[Data entries for graphics]
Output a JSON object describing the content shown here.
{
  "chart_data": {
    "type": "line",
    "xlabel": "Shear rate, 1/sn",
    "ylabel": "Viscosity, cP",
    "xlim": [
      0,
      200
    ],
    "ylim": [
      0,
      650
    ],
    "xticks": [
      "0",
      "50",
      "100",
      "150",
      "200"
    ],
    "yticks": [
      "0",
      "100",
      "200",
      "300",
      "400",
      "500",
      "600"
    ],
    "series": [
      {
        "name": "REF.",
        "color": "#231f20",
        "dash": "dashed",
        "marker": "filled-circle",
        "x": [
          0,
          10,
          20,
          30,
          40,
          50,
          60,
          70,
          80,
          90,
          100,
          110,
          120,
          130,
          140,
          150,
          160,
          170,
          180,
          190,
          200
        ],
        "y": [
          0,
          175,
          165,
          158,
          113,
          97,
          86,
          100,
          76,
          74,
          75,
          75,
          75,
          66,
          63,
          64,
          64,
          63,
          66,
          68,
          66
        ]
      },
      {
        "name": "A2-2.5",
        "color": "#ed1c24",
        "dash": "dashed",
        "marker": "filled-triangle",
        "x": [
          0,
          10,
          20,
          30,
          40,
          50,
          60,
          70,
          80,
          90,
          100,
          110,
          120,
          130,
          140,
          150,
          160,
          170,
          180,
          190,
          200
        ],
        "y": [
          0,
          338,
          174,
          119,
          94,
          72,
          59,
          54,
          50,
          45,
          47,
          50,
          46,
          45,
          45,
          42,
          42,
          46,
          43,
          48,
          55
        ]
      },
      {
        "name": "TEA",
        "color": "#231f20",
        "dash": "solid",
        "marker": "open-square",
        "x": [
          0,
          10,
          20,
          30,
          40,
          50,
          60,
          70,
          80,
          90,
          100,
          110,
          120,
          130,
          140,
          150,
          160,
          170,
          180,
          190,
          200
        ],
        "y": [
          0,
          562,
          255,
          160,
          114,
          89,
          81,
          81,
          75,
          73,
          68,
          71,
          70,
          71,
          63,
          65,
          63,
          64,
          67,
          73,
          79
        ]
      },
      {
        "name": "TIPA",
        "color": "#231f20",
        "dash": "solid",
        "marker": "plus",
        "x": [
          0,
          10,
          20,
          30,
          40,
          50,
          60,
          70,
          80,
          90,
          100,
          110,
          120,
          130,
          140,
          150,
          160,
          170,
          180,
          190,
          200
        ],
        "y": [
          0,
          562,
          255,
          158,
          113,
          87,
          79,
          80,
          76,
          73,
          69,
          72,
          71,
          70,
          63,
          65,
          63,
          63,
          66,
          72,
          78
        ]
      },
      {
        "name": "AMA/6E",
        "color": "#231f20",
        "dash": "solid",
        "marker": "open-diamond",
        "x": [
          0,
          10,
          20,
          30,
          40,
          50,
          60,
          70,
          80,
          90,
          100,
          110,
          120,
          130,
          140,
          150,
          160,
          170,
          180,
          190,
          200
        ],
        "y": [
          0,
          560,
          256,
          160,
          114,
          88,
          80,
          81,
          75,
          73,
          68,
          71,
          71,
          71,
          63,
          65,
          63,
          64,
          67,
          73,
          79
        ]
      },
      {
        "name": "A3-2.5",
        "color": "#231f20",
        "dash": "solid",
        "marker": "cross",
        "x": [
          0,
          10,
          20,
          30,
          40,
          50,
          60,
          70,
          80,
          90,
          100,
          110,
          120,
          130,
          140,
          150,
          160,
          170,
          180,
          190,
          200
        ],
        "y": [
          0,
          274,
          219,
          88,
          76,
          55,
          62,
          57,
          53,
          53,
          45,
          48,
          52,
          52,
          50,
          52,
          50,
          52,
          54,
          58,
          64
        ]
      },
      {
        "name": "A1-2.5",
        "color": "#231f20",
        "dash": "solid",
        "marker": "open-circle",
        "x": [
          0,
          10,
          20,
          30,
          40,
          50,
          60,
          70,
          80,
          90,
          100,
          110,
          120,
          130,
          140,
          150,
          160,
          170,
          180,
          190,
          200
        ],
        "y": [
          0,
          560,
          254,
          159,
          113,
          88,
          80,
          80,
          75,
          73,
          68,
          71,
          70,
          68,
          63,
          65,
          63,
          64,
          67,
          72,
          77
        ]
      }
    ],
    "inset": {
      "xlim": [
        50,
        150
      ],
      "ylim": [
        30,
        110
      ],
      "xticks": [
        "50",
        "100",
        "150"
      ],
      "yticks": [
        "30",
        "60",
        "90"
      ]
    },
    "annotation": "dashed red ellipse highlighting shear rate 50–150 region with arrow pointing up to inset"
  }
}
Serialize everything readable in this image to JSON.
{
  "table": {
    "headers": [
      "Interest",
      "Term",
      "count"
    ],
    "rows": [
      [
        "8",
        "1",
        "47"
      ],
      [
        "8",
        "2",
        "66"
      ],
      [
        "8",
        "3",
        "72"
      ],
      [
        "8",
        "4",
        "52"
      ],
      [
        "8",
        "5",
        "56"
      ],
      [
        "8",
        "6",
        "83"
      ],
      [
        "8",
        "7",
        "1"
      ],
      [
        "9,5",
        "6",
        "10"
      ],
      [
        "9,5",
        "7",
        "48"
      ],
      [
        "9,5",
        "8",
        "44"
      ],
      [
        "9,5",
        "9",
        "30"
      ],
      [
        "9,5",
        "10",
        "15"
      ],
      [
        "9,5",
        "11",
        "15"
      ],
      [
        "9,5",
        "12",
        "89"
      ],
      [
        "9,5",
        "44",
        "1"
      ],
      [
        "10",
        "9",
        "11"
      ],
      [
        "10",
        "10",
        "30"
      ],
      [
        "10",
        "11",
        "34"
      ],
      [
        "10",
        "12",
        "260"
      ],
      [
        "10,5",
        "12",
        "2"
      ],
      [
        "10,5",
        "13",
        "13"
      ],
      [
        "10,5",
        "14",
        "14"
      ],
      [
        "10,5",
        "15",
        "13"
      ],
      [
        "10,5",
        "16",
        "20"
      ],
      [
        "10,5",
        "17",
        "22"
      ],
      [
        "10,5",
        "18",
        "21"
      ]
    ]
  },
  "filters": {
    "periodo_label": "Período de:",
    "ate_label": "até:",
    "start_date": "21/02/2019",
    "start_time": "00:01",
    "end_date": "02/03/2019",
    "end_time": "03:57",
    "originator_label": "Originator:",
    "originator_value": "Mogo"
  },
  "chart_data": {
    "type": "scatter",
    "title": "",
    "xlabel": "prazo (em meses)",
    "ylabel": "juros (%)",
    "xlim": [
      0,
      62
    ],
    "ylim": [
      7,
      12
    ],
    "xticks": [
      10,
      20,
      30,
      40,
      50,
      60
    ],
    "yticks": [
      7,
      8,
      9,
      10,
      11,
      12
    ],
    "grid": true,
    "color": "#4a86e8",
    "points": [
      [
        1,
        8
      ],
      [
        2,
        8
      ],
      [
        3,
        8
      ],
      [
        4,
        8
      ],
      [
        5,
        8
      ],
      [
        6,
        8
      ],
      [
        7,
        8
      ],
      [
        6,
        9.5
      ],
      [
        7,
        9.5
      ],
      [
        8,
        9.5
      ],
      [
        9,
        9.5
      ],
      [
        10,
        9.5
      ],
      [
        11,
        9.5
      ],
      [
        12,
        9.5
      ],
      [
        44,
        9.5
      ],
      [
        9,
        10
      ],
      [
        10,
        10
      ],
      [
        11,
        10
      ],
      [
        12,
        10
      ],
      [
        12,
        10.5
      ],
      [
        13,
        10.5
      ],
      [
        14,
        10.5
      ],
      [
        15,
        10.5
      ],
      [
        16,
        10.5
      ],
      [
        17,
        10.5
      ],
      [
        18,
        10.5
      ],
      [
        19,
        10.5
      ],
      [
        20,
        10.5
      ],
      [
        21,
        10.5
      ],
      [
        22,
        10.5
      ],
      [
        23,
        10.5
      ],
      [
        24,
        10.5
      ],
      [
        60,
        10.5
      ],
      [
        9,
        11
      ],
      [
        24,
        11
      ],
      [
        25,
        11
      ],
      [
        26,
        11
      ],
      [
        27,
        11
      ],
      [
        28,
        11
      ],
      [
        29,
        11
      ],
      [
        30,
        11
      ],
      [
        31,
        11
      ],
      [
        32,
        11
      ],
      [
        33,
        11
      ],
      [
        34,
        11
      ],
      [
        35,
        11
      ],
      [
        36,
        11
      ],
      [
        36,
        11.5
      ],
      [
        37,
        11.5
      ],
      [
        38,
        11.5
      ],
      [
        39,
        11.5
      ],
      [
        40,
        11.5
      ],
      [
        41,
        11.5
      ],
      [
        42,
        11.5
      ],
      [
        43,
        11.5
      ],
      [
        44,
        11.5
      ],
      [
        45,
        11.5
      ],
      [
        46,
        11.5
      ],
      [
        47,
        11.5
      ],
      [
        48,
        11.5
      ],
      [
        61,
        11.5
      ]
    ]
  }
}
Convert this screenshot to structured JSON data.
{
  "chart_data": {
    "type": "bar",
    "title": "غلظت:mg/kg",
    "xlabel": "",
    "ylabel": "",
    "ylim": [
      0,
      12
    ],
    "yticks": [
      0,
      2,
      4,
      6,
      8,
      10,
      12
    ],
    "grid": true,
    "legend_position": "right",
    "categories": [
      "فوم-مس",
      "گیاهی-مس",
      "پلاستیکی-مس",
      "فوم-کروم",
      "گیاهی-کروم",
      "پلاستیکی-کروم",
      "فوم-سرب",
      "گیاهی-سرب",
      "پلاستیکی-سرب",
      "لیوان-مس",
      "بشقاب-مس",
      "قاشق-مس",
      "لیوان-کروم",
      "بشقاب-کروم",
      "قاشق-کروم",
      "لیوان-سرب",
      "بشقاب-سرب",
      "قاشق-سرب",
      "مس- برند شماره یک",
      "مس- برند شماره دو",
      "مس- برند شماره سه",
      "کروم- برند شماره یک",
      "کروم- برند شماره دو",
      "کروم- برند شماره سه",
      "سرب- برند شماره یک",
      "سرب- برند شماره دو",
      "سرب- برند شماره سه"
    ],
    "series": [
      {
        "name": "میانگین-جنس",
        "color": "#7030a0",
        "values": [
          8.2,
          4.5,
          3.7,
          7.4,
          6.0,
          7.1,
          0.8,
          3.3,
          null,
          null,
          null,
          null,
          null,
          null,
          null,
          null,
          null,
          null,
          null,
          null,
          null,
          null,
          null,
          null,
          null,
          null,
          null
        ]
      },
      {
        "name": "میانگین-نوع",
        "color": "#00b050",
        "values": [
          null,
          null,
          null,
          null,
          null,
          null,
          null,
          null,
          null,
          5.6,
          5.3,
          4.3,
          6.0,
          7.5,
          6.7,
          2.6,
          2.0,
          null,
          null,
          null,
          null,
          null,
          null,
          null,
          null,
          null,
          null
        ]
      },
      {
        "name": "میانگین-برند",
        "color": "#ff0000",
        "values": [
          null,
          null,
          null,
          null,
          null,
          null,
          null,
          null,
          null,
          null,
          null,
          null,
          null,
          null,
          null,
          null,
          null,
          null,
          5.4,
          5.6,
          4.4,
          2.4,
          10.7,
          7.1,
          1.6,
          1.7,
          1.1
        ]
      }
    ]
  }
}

Instructions for the task. Each line holding "open" must be found and copied.

Result.
        "marker": "open-square",
        "marker": "open-diamond",
        "marker": "open-circle",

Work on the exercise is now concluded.